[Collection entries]
════════════════
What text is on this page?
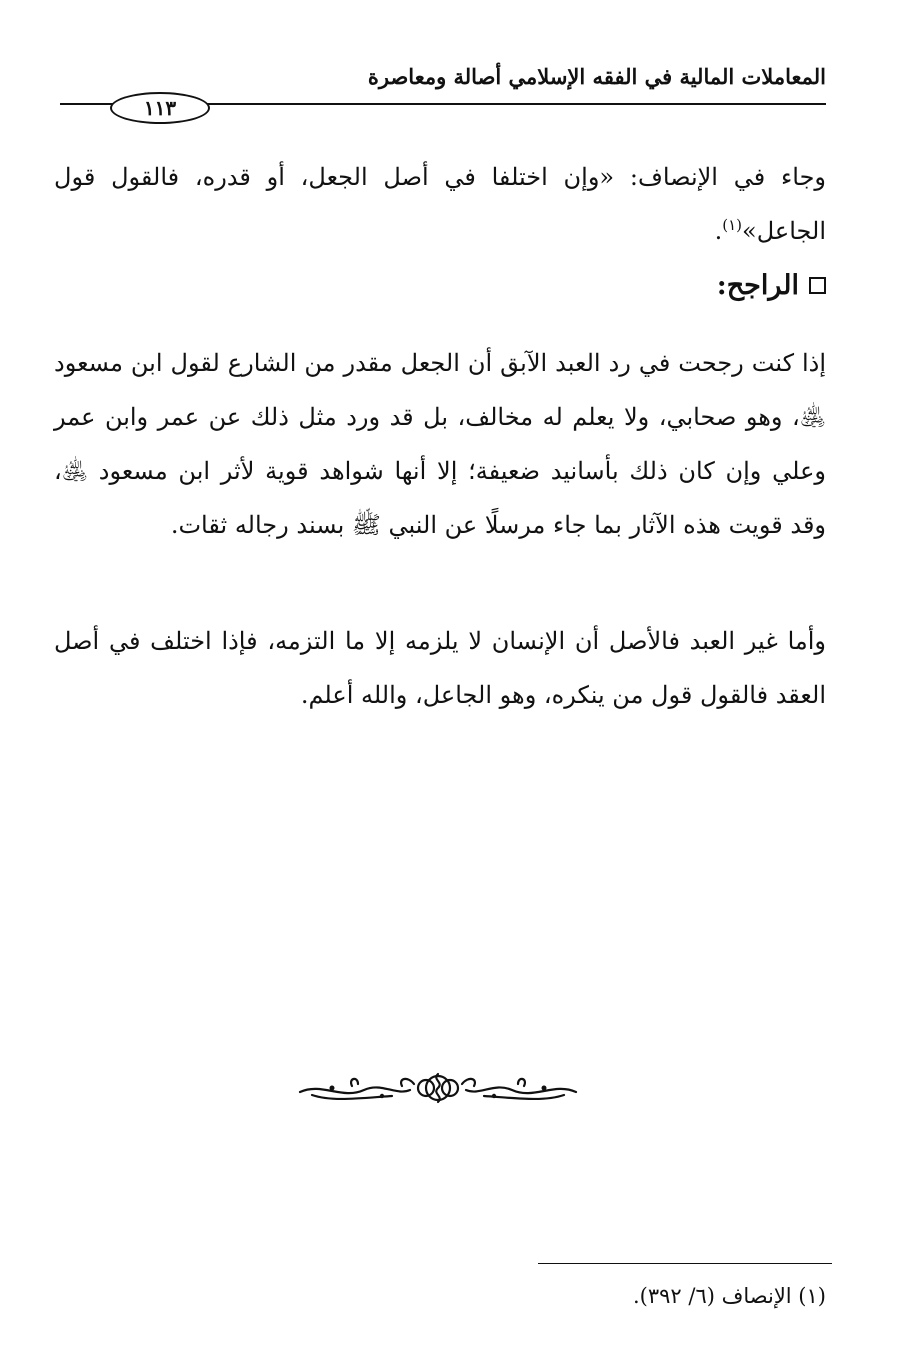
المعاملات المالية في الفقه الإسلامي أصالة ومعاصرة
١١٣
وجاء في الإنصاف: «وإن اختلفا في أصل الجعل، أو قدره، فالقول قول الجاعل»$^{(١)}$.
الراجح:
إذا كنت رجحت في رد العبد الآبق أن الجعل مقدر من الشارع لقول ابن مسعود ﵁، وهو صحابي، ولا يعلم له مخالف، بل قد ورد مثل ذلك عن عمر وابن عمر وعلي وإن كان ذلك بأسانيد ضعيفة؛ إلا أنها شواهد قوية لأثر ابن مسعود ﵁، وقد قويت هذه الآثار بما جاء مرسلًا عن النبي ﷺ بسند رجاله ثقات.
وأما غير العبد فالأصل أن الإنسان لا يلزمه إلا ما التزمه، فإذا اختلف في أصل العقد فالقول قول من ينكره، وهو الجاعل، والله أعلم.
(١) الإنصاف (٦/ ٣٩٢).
════════════════
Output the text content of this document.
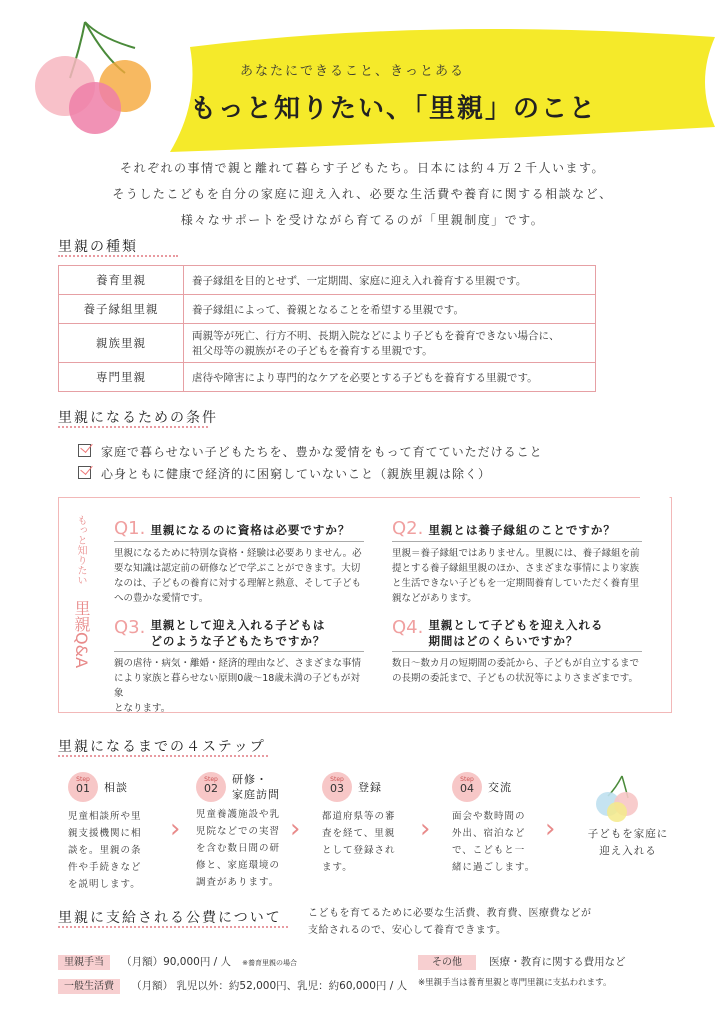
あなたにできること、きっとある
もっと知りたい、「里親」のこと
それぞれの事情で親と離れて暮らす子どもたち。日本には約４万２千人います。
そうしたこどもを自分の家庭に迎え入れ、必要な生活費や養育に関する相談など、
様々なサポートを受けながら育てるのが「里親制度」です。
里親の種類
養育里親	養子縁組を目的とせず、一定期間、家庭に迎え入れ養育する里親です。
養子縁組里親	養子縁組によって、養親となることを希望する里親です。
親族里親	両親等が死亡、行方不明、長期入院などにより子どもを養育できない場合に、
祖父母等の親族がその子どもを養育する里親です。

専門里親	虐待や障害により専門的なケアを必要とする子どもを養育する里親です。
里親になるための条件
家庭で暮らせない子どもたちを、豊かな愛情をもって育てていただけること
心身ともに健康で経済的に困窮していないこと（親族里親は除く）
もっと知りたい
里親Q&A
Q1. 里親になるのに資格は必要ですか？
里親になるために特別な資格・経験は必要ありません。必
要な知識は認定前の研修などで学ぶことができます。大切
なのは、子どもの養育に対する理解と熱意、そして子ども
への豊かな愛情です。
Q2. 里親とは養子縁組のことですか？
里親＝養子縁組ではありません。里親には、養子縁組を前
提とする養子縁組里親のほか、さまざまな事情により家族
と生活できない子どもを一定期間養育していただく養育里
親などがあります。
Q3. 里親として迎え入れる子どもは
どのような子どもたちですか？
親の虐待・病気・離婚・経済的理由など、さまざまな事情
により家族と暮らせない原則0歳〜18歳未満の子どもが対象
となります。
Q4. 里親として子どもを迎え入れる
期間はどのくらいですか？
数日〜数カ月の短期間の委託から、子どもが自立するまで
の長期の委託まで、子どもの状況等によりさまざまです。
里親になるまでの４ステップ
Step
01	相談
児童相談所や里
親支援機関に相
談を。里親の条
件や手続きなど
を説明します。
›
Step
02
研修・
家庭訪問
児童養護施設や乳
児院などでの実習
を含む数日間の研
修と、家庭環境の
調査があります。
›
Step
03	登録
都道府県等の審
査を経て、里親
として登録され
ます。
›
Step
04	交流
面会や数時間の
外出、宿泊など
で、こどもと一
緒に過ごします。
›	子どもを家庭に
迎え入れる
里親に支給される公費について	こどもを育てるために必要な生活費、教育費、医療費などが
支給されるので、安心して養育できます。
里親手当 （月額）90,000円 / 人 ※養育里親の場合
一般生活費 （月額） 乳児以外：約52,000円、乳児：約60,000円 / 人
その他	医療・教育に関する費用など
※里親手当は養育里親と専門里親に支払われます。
════════════════
Task instructions |
Count each line of the data where the word "الجاعل" appears, then reply with the total only.

Written answer |
2